• **Records**

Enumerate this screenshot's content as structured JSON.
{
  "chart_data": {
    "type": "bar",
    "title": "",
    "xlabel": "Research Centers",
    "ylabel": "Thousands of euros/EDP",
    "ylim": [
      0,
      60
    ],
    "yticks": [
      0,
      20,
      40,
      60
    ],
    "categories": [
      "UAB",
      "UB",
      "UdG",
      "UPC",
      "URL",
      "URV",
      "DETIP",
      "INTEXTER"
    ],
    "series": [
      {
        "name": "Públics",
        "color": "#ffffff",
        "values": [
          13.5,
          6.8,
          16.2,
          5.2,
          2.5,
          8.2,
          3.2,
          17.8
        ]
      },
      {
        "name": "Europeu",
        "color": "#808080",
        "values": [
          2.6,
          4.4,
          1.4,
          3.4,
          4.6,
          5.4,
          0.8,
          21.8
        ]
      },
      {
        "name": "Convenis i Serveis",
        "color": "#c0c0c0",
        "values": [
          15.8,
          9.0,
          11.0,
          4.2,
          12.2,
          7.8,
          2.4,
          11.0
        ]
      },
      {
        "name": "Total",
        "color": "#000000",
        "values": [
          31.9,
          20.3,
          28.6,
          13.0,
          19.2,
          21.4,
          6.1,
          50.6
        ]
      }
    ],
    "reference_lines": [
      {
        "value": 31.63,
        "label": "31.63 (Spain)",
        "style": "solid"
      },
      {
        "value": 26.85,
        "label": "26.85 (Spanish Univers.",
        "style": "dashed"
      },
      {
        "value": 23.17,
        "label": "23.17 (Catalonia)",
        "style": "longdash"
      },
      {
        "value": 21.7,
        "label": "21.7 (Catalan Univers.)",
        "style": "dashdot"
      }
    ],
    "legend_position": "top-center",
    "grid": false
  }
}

• **Aim of the exercise**
Count the lines of the listing above that include the word "color" and state the total with nothing else.

• **Written response**
4